Return all lines from the listing below in which the string "Virtual" occurs.
____
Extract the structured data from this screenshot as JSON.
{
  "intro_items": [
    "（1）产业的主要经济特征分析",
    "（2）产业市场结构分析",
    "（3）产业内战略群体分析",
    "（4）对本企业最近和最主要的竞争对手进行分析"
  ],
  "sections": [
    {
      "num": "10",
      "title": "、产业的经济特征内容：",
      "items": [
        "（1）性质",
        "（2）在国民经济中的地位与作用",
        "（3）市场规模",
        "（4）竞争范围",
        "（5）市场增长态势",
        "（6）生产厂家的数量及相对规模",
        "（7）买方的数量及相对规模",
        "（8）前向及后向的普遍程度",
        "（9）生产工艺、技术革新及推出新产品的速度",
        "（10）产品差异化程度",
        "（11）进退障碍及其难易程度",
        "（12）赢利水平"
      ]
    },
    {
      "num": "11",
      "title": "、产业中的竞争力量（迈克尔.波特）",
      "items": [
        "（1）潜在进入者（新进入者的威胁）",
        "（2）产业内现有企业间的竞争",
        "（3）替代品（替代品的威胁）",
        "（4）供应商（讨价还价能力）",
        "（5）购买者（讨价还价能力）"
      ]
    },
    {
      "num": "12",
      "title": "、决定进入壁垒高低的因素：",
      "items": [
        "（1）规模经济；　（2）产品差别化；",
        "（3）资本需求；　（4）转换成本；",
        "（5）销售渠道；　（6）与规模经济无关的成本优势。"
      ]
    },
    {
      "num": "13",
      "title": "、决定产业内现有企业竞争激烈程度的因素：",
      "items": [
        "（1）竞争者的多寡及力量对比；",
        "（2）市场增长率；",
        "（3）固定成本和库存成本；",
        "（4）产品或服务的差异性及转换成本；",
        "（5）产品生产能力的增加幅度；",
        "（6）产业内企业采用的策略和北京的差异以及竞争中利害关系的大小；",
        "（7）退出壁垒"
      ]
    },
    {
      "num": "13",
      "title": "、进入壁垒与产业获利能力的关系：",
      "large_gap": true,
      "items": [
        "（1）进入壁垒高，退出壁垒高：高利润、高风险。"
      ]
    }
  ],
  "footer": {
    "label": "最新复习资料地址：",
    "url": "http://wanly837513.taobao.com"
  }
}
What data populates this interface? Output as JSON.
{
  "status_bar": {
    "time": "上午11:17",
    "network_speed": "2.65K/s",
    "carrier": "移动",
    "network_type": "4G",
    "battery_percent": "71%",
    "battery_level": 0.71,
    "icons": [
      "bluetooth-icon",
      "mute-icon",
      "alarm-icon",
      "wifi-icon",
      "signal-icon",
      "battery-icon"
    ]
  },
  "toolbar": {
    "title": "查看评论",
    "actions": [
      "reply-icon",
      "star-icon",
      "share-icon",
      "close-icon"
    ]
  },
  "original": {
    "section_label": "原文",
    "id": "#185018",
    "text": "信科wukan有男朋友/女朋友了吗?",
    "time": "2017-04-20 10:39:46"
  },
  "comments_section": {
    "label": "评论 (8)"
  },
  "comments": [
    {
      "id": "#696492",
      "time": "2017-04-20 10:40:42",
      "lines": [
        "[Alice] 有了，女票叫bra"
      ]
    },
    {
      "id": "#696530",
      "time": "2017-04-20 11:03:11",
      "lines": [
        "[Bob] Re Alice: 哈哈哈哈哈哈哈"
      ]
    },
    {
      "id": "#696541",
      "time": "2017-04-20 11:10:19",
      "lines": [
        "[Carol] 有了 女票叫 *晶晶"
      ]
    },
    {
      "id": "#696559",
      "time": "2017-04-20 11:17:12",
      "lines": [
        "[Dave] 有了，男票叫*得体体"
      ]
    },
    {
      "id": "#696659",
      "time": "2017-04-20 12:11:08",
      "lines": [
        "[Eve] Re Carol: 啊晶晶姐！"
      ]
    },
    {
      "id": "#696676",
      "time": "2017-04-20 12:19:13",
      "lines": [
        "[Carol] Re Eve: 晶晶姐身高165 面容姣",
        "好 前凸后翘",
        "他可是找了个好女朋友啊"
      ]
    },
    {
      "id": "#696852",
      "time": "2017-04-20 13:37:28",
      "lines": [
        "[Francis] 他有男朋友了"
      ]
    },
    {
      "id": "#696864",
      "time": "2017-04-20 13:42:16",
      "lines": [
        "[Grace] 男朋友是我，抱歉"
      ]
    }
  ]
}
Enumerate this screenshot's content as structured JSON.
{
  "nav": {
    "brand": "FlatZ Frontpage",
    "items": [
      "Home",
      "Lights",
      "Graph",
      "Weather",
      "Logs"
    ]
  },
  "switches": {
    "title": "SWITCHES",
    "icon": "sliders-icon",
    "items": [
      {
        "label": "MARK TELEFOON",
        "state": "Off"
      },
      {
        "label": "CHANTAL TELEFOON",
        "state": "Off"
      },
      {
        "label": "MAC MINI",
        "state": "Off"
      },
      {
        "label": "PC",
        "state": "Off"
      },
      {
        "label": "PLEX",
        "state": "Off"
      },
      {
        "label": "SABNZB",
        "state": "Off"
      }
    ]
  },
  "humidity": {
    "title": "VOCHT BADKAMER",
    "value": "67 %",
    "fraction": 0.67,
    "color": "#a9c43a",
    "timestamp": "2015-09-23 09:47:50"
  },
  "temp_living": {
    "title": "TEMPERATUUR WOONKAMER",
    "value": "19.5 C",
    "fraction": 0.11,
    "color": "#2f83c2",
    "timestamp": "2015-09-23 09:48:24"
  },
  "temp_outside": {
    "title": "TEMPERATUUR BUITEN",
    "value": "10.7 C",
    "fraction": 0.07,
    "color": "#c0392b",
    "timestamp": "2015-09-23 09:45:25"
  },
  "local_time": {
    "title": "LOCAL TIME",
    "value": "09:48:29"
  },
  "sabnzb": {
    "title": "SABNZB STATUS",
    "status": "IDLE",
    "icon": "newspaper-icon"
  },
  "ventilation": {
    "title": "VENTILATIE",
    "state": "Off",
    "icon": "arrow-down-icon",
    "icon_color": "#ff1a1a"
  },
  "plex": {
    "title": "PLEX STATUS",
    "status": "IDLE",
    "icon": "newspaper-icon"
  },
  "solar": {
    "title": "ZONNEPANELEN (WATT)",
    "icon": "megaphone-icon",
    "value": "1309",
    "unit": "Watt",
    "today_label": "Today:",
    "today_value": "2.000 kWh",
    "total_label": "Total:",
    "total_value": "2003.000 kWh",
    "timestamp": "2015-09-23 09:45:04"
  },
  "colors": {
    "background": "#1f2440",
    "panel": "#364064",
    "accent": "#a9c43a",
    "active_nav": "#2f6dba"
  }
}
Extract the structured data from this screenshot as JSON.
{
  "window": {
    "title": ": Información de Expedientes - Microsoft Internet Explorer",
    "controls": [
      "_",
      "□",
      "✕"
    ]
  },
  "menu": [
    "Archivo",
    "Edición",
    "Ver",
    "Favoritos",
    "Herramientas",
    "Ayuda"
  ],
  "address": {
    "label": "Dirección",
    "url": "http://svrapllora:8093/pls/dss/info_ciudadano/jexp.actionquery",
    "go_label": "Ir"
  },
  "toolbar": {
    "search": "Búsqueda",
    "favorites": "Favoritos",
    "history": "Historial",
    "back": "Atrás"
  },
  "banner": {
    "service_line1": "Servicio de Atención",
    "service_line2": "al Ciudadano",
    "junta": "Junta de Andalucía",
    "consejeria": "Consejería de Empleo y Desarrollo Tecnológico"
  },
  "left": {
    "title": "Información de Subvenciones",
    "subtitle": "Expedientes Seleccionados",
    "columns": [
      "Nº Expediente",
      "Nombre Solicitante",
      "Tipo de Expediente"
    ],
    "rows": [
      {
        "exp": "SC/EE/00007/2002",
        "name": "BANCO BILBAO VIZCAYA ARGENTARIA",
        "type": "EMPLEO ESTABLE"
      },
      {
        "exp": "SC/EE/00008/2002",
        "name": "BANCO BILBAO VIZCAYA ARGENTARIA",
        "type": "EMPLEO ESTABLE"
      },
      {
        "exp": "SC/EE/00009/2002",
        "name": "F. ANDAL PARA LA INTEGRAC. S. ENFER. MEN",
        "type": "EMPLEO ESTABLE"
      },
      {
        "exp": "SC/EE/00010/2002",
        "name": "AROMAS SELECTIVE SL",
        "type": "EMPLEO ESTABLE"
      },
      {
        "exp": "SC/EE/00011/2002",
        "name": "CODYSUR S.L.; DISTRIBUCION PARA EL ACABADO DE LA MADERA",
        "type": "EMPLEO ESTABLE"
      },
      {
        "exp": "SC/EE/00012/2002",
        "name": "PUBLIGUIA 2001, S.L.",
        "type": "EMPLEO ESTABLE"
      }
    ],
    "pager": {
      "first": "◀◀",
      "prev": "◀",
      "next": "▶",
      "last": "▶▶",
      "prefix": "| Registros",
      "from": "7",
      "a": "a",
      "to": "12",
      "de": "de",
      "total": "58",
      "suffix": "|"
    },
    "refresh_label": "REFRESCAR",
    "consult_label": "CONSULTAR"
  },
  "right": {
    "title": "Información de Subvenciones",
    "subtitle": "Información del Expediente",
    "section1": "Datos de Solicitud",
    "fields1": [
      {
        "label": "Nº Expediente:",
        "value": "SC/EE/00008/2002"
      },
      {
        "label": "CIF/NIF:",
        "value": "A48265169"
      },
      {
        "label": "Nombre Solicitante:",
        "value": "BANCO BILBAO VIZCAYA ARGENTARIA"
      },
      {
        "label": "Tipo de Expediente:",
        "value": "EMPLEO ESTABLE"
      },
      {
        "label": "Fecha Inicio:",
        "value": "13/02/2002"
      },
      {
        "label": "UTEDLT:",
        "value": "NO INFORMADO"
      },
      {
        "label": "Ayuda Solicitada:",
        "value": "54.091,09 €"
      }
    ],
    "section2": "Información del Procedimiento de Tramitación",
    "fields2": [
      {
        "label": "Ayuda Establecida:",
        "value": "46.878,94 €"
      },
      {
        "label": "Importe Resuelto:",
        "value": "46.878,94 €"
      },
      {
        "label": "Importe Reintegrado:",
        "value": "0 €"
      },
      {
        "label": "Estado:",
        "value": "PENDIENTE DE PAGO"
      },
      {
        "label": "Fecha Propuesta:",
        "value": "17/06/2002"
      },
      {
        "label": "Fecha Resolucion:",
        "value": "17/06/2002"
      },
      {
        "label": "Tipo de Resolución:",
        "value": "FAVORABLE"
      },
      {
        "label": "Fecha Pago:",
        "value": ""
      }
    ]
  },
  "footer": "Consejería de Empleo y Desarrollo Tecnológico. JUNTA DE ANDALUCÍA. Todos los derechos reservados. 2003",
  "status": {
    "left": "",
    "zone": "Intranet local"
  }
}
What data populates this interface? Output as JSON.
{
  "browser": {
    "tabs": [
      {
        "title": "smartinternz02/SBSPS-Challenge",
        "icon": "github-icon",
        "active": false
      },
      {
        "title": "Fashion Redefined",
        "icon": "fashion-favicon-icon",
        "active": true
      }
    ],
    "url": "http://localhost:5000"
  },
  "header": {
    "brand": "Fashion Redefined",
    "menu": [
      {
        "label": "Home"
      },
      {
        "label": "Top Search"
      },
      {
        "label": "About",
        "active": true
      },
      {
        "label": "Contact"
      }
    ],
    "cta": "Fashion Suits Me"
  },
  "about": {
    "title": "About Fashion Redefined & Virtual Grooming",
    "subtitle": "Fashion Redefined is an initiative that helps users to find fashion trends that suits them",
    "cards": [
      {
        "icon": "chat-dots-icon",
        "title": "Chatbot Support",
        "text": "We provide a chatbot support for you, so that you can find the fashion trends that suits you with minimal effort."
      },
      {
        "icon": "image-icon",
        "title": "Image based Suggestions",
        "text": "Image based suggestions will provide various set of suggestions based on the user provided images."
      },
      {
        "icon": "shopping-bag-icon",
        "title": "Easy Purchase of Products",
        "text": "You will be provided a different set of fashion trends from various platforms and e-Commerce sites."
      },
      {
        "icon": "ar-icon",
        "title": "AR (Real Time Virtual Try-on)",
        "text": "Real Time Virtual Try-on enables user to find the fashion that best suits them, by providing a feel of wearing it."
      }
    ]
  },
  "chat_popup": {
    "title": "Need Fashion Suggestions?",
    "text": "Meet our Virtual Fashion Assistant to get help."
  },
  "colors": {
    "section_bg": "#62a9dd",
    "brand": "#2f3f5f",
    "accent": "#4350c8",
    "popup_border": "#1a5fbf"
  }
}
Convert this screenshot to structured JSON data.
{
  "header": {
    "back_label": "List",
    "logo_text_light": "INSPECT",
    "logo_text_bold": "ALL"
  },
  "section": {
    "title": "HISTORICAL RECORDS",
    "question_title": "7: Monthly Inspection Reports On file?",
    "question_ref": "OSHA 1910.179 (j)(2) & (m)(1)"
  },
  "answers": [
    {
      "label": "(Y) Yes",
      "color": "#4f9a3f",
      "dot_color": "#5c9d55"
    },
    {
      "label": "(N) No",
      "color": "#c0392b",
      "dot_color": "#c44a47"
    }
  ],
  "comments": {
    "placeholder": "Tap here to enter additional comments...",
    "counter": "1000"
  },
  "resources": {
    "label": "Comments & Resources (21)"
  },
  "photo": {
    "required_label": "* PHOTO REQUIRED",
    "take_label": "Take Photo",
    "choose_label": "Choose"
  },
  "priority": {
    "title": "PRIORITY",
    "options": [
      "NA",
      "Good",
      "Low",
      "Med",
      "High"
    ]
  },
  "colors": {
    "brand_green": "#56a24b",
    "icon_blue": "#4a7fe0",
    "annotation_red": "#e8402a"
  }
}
____
Task answer:
    "title": "About Fashion Redefined & Virtual Grooming",
        "title": "AR (Real Time Virtual Try-on)",
        "text": "Real Time Virtual Try-on enables user to find the fashion that best suits them, by providing a feel of wearing it."
    "text": "Meet our Virtual Fashion Assistant to get help."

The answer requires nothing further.